Work instructions
**a.** Answer these questions about the passage on PAULA primary text data, one answer per line:
(i) What type is given for a primary data file?
(ii) Which schema definition must be present?
(iii) When a resource comes from spoken data with a primary recording, what forms the primary data?
**b.** List every file name and file-name pattern that appears in the passage on PAULA primary text data, each only once.
**c.** Pick up the passage on PAULA primary text data after its final sentence and continue it.

Passage provided
Primary text data
The primary text data
forms the lowest level of resource
representation, corresponding to the minimally analyzed linguistic data:
a strech of untokenized plain text. The presence of at least one such
file is obligatory in every PAULA document
. Even if the resource to be
annotated originates in spoken data for which a primary recording
exists, its textual transcription forms the primary data. A segment of a
recording is therefore seen to 'take place' in correspondences with a
certain stretch of text (see Aligned audio/video files for
details). The primary data follows the schema definition in
paula_text.dtd
, which must be present. The type of the file is "text",
and by convention the file name ends with the extension *.text.xml
and
its paula_id is the same as the file name prefix, ending in _text
instead of the file extension *.text.xml
.
The following example illustrates a primary text data
file
called mycorpus.doc1.text.xml
.

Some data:
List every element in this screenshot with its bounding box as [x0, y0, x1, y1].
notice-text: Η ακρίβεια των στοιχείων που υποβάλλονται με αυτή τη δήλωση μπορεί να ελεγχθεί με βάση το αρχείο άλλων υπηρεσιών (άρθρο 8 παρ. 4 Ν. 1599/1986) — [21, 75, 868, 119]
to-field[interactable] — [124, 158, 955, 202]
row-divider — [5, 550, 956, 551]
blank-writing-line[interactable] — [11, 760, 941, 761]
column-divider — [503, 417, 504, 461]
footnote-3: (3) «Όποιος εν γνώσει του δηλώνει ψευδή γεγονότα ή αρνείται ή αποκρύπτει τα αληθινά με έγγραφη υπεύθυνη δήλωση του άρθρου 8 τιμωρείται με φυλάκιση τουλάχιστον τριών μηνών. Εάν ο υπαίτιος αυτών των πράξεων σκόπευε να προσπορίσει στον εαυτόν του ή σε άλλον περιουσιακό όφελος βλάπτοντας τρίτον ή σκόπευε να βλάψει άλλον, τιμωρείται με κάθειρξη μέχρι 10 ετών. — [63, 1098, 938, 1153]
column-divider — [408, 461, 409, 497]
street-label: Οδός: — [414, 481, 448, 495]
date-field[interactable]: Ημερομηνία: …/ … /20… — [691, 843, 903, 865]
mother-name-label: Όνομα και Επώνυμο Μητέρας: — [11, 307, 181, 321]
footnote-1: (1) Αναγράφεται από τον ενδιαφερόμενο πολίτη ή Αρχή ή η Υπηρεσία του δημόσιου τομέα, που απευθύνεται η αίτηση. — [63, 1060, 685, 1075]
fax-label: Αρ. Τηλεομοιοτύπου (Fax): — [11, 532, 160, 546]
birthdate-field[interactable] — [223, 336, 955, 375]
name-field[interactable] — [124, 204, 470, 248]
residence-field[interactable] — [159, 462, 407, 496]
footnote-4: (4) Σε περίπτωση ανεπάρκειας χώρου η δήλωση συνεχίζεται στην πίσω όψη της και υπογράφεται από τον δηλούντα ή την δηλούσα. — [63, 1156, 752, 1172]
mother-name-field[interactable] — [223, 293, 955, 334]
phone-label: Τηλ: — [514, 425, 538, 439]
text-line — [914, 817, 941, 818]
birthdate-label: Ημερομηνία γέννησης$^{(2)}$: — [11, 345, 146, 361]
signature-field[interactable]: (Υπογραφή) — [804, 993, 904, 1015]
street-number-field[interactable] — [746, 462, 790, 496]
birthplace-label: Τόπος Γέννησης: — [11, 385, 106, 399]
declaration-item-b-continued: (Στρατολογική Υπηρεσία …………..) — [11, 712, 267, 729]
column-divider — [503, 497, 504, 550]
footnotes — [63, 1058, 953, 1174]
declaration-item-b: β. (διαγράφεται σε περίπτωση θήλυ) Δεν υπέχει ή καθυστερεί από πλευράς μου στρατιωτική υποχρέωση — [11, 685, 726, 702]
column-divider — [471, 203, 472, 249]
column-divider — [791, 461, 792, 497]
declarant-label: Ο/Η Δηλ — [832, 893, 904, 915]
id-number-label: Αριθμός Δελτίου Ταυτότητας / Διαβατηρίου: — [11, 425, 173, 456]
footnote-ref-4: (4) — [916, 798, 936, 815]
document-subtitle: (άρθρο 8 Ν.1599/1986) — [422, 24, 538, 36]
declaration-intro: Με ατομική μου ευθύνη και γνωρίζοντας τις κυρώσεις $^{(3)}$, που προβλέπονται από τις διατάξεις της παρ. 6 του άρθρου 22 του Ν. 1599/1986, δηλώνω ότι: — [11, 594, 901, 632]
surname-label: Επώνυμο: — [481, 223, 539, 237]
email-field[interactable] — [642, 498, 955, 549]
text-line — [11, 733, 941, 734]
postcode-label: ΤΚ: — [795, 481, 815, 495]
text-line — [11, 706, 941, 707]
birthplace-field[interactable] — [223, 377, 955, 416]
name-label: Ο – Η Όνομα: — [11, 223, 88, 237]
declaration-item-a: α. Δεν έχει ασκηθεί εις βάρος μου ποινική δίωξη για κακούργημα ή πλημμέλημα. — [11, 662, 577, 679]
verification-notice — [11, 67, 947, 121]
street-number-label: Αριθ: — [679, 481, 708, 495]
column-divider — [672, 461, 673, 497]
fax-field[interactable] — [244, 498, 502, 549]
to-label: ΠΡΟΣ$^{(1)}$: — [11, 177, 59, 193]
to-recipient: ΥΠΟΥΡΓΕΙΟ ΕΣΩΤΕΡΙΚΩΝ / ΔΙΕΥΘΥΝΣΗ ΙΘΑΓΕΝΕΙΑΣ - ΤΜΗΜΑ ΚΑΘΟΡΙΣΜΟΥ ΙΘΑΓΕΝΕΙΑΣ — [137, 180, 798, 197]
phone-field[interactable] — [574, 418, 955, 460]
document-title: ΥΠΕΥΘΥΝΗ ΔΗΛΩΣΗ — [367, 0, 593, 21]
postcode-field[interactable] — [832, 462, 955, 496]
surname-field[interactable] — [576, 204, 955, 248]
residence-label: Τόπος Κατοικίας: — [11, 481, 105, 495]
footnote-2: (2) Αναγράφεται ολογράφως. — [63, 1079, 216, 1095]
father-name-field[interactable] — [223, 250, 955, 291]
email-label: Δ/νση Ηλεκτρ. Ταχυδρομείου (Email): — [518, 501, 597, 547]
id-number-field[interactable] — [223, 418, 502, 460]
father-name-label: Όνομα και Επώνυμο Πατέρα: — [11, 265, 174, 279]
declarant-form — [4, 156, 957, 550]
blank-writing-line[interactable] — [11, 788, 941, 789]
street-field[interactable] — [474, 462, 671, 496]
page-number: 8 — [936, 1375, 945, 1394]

Answers given
**a.**
(i) "text"
(ii) paula_text.dtd
(iii) Its textual transcription

**b.**
paula_text.dtd
*.text.xml
mycorpus.doc1.text.xml

**c.**
A primary text data file
<?xml version="1.0" standalone="no"?>
<!DOCTYPE paula SYSTEM "paula_text.dtd">
<paula version="1.1">
<header paula_id="mycorpus.doc1_text" type="text"/>
<body>This is an example.</body>
</paula>
A PAULA document can also contain more than one primary text data
file. There are at least two scenarios where this is recommended,
for which the respective sections should be consulted: parallel
corpora with aligned texts in multiple languages and
dialogue data with multiple simultaneous speakers.
As with other PAULA XML files, the first segment of text before a period
within the filename of the primary text data
file can be interpreted
as a PAULA namespace
. In documents with only one such file, this is
usually not important, but it is possible to use namespaces to group
together text from different languages or speakers in parallel corpora
or dialogue data respectively.